◆ **Exercise brief**: Reproduce all of the records exactly.

--------------------------------------------------

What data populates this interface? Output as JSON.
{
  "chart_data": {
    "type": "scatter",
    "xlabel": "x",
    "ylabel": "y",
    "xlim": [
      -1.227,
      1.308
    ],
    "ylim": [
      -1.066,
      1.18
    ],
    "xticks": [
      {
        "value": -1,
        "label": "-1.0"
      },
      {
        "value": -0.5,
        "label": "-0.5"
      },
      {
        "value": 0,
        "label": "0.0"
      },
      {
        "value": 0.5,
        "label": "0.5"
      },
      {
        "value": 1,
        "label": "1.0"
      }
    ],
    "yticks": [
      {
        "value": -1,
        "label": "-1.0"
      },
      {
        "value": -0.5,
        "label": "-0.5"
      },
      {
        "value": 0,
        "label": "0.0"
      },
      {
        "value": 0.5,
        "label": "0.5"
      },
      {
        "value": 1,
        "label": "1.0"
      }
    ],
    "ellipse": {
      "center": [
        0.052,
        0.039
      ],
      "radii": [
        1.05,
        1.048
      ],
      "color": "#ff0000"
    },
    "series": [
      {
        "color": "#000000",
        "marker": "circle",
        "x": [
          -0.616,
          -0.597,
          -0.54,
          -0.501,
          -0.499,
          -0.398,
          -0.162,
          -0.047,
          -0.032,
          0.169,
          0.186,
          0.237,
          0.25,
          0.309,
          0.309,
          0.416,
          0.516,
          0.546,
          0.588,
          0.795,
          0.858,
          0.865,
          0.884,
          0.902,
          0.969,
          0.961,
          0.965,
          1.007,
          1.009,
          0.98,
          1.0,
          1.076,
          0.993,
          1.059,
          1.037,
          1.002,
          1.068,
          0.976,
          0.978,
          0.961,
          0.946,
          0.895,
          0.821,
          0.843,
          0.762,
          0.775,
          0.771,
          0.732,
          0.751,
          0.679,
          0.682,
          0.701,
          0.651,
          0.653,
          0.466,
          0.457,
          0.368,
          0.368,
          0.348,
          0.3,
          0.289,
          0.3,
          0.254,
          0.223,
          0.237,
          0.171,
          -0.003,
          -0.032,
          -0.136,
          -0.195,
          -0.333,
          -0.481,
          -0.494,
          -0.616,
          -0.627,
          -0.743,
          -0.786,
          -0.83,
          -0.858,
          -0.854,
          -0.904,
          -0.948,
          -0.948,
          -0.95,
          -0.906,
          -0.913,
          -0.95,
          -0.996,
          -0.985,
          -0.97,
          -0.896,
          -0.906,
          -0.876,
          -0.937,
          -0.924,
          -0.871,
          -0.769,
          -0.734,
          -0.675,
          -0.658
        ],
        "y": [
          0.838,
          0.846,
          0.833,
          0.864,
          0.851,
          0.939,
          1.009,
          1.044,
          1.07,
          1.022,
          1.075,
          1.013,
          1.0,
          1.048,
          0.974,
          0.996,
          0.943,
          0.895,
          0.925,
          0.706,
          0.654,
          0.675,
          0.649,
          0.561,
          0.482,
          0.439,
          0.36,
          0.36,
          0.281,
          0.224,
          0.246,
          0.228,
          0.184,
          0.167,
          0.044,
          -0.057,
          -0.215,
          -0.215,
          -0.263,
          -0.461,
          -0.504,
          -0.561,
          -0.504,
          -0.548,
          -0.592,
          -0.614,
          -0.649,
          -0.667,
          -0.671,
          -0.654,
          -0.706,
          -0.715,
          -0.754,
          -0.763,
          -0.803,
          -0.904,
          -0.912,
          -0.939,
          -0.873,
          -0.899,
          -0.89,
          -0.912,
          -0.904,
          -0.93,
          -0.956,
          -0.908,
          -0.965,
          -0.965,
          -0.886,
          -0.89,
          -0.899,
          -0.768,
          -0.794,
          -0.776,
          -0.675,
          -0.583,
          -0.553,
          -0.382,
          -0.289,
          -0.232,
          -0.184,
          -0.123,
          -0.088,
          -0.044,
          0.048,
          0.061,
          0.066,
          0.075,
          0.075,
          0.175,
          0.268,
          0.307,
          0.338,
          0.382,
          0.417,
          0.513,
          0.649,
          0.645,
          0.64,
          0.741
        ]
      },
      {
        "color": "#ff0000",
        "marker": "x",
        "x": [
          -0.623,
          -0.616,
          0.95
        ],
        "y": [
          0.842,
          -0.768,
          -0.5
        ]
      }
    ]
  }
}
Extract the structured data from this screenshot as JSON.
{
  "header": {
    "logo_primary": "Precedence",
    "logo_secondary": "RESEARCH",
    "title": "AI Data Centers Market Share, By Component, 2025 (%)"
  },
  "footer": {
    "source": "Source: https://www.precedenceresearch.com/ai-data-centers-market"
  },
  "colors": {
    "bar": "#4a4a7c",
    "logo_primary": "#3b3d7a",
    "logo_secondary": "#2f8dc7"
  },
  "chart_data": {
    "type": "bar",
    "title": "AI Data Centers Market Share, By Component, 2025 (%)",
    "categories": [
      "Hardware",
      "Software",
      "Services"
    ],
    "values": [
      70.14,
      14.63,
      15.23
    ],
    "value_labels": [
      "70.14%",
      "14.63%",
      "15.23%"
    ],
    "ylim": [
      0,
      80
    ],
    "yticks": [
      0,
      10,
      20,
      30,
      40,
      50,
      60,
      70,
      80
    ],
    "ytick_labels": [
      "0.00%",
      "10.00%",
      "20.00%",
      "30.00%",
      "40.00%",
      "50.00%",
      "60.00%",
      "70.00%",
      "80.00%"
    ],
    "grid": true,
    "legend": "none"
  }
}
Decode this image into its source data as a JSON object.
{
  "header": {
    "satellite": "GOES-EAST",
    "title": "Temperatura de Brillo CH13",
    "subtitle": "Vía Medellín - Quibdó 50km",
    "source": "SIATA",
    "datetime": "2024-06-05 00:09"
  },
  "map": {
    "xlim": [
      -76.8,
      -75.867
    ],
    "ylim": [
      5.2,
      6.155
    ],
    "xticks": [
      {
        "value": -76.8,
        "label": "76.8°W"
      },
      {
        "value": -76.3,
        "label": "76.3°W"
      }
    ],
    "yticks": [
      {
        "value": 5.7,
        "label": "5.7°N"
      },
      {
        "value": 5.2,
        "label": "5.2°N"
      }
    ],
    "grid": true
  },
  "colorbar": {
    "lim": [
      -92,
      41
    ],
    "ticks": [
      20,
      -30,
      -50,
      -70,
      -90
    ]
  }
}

--------------------------------------------------

◆ **Task answer**:
What data populates this interface? Output as JSON.
{
  "chart_data": {
    "type": "scatter",
    "xlabel": "x",
    "ylabel": "y",
    "xlim": [
      -1.227,
      1.308
    ],
    "ylim": [
      -1.066,
      1.18
    ],
    "xticks": [
      {
        "value": -1,
        "label": "-1.0"
      },
      {
        "value": -0.5,
        "label": "-0.5"
      },
      {
        "value": 0,
        "label": "0.0"
      },
      {
        "value": 0.5,
        "label": "0.5"
      },
      {
        "value": 1,
        "label": "1.0"
      }
    ],
    "yticks": [
      {
        "value": -1,
        "label": "-1.0"
      },
      {
        "value": -0.5,
        "label": "-0.5"
      },
      {
        "value": 0,
        "label": "0.0"
      },
      {
        "value": 0.5,
        "label": "0.5"
      },
      {
        "value": 1,
        "label": "1.0"
      }
    ],
    "ellipse": {
      "center": [
        0.052,
        0.039
      ],
      "radii": [
        1.05,
        1.048
      ],
      "color": "#ff0000"
    },
    "series": [
      {
        "color": "#000000",
        "marker": "circle",
        "x": [
          -0.616,
          -0.597,
          -0.54,
          -0.501,
          -0.499,
          -0.398,
          -0.162,
          -0.047,
          -0.032,
          0.169,
          0.186,
          0.237,
          0.25,
          0.309,
          0.309,
          0.416,
          0.516,
          0.546,
          0.588,
          0.795,
          0.858,
          0.865,
          0.884,
          0.902,
          0.969,
          0.961,
          0.965,
          1.007,
          1.009,
          0.98,
          1.0,
          1.076,
          0.993,
          1.059,
          1.037,
          1.002,
          1.068,
          0.976,
          0.978,
          0.961,
          0.946,
          0.895,
          0.821,
          0.843,
          0.762,
          0.775,
          0.771,
          0.732,
          0.751,
          0.679,
          0.682,
          0.701,
          0.651,
          0.653,
          0.466,
          0.457,
          0.368,
          0.368,
          0.348,
          0.3,
          0.289,
          0.3,
          0.254,
          0.223,
          0.237,
          0.171,
          -0.003,
          -0.032,
          -0.136,
          -0.195,
          -0.333,
          -0.481,
          -0.494,
          -0.616,
          -0.627,
          -0.743,
          -0.786,
          -0.83,
          -0.858,
          -0.854,
          -0.904,
          -0.948,
          -0.948,
          -0.95,
          -0.906,
          -0.913,
          -0.95,
          -0.996,
          -0.985,
          -0.97,
          -0.896,
          -0.906,
          -0.876,
          -0.937,
          -0.924,
          -0.871,
          -0.769,
          -0.734,
          -0.675,
          -0.658
        ],
        "y": [
          0.838,
          0.846,
          0.833,
          0.864,
          0.851,
          0.939,
          1.009,
          1.044,
          1.07,
          1.022,
          1.075,
          1.013,
          1.0,
          1.048,
          0.974,
          0.996,
          0.943,
          0.895,
          0.925,
          0.706,
          0.654,
          0.675,
          0.649,
          0.561,
          0.482,
          0.439,
          0.36,
          0.36,
          0.281,
          0.224,
          0.246,
          0.228,
          0.184,
          0.167,
          0.044,
          -0.057,
          -0.215,
          -0.215,
          -0.263,
          -0.461,
          -0.504,
          -0.561,
          -0.504,
          -0.548,
          -0.592,
          -0.614,
          -0.649,
          -0.667,
          -0.671,
          -0.654,
          -0.706,
          -0.715,
          -0.754,
          -0.763,
          -0.803,
          -0.904,
          -0.912,
          -0.939,
          -0.873,
          -0.899,
          -0.89,
          -0.912,
          -0.904,
          -0.93,
          -0.956,
          -0.908,
          -0.965,
          -0.965,
          -0.886,
          -0.89,
          -0.899,
          -0.768,
          -0.794,
          -0.776,
          -0.675,
          -0.583,
          -0.553,
          -0.382,
          -0.289,
          -0.232,
          -0.184,
          -0.123,
          -0.088,
          -0.044,
          0.048,
          0.061,
          0.066,
          0.075,
          0.075,
          0.175,
          0.268,
          0.307,
          0.338,
          0.382,
          0.417,
          0.513,
          0.649,
          0.645,
          0.64,
          0.741
        ]
      },
      {
        "color": "#ff0000",
        "marker": "x",
        "x": [
          -0.623,
          -0.616,
          0.95
        ],
        "y": [
          0.842,
          -0.768,
          -0.5
        ]
      }
    ]
  }
}
Extract the structured data from this screenshot as JSON.
{
  "header": {
    "logo_primary": "Precedence",
    "logo_secondary": "RESEARCH",
    "title": "AI Data Centers Market Share, By Component, 2025 (%)"
  },
  "footer": {
    "source": "Source: https://www.precedenceresearch.com/ai-data-centers-market"
  },
  "colors": {
    "bar": "#4a4a7c",
    "logo_primary": "#3b3d7a",
    "logo_secondary": "#2f8dc7"
  },
  "chart_data": {
    "type": "bar",
    "title": "AI Data Centers Market Share, By Component, 2025 (%)",
    "categories": [
      "Hardware",
      "Software",
      "Services"
    ],
    "values": [
      70.14,
      14.63,
      15.23
    ],
    "value_labels": [
      "70.14%",
      "14.63%",
      "15.23%"
    ],
    "ylim": [
      0,
      80
    ],
    "yticks": [
      0,
      10,
      20,
      30,
      40,
      50,
      60,
      70,
      80
    ],
    "ytick_labels": [
      "0.00%",
      "10.00%",
      "20.00%",
      "30.00%",
      "40.00%",
      "50.00%",
      "60.00%",
      "70.00%",
      "80.00%"
    ],
    "grid": true,
    "legend": "none"
  }
}
Decode this image into its source data as a JSON object.
{
  "header": {
    "satellite": "GOES-EAST",
    "title": "Temperatura de Brillo CH13",
    "subtitle": "Vía Medellín - Quibdó 50km",
    "source": "SIATA",
    "datetime": "2024-06-05 00:09"
  },
  "map": {
    "xlim": [
      -76.8,
      -75.867
    ],
    "ylim": [
      5.2,
      6.155
    ],
    "xticks": [
      {
        "value": -76.8,
        "label": "76.8°W"
      },
      {
        "value": -76.3,
        "label": "76.3°W"
      }
    ],
    "yticks": [
      {
        "value": 5.7,
        "label": "5.7°N"
      },
      {
        "value": 5.2,
        "label": "5.2°N"
      }
    ],
    "grid": true
  },
  "colorbar": {
    "lim": [
      -92,
      41
    ],
    "ticks": [
      20,
      -30,
      -50,
      -70,
      -90
    ]
  }
}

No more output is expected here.